» **Material for this exercise**:
%%

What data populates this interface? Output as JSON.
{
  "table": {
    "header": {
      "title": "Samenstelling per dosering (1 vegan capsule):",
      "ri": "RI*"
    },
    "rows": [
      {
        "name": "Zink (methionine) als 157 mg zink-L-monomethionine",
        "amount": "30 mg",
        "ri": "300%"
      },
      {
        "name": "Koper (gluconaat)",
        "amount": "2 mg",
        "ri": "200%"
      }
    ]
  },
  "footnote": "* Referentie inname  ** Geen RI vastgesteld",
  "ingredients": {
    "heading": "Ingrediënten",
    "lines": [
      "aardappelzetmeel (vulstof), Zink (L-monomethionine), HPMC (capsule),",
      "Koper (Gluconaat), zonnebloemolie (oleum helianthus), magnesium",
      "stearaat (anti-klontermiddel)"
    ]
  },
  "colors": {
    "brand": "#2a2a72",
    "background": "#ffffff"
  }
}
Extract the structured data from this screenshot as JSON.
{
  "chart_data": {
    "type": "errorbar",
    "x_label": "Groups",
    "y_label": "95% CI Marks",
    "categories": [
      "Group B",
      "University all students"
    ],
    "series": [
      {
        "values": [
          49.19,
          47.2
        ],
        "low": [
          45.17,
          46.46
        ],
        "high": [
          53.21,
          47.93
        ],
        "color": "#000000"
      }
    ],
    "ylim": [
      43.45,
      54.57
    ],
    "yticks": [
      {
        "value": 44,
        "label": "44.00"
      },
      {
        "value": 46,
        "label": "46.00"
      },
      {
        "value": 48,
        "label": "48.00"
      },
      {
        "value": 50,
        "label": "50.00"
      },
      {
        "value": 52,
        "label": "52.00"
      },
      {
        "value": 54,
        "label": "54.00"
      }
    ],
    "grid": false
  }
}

%%

» **Given problem**: All of the data above should be transcribed exactly.

» **Exercise output**:
What data populates this interface? Output as JSON.
{
  "table": {
    "header": {
      "title": "Samenstelling per dosering (1 vegan capsule):",
      "ri": "RI*"
    },
    "rows": [
      {
        "name": "Zink (methionine) als 157 mg zink-L-monomethionine",
        "amount": "30 mg",
        "ri": "300%"
      },
      {
        "name": "Koper (gluconaat)",
        "amount": "2 mg",
        "ri": "200%"
      }
    ]
  },
  "footnote": "* Referentie inname  ** Geen RI vastgesteld",
  "ingredients": {
    "heading": "Ingrediënten",
    "lines": [
      "aardappelzetmeel (vulstof), Zink (L-monomethionine), HPMC (capsule),",
      "Koper (Gluconaat), zonnebloemolie (oleum helianthus), magnesium",
      "stearaat (anti-klontermiddel)"
    ]
  },
  "colors": {
    "brand": "#2a2a72",
    "background": "#ffffff"
  }
}
Extract the structured data from this screenshot as JSON.
{
  "chart_data": {
    "type": "errorbar",
    "x_label": "Groups",
    "y_label": "95% CI Marks",
    "categories": [
      "Group B",
      "University all students"
    ],
    "series": [
      {
        "values": [
          49.19,
          47.2
        ],
        "low": [
          45.17,
          46.46
        ],
        "high": [
          53.21,
          47.93
        ],
        "color": "#000000"
      }
    ],
    "ylim": [
      43.45,
      54.57
    ],
    "yticks": [
      {
        "value": 44,
        "label": "44.00"
      },
      {
        "value": 46,
        "label": "46.00"
      },
      {
        "value": 48,
        "label": "48.00"
      },
      {
        "value": 50,
        "label": "50.00"
      },
      {
        "value": 52,
        "label": "52.00"
      },
      {
        "value": 54,
        "label": "54.00"
      }
    ],
    "grid": false
  }
}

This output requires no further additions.